Write every record out again exactly as given.
• • • •
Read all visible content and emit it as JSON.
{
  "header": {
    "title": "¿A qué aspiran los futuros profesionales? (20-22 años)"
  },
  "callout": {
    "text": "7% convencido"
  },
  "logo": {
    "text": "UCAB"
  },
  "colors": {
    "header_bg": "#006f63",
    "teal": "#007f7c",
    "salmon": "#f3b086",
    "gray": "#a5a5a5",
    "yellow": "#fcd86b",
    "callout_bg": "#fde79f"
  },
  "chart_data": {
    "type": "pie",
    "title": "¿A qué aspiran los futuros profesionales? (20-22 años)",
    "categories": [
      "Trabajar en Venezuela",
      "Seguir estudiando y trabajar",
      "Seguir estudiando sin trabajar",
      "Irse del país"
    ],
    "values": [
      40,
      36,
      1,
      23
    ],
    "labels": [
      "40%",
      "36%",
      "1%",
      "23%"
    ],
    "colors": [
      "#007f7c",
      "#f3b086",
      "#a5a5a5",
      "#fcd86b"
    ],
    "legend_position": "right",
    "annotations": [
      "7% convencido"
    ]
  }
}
• • • •
| THE REPLY |
Read all visible content and emit it as JSON.
{
  "header": {
    "title": "¿A qué aspiran los futuros profesionales? (20-22 años)"
  },
  "callout": {
    "text": "7% convencido"
  },
  "logo": {
    "text": "UCAB"
  },
  "colors": {
    "header_bg": "#006f63",
    "teal": "#007f7c",
    "salmon": "#f3b086",
    "gray": "#a5a5a5",
    "yellow": "#fcd86b",
    "callout_bg": "#fde79f"
  },
  "chart_data": {
    "type": "pie",
    "title": "¿A qué aspiran los futuros profesionales? (20-22 años)",
    "categories": [
      "Trabajar en Venezuela",
      "Seguir estudiando y trabajar",
      "Seguir estudiando sin trabajar",
      "Irse del país"
    ],
    "values": [
      40,
      36,
      1,
      23
    ],
    "labels": [
      "40%",
      "36%",
      "1%",
      "23%"
    ],
    "colors": [
      "#007f7c",
      "#f3b086",
      "#a5a5a5",
      "#fcd86b"
    ],
    "legend_position": "right",
    "annotations": [
      "7% convencido"
    ]
  }
}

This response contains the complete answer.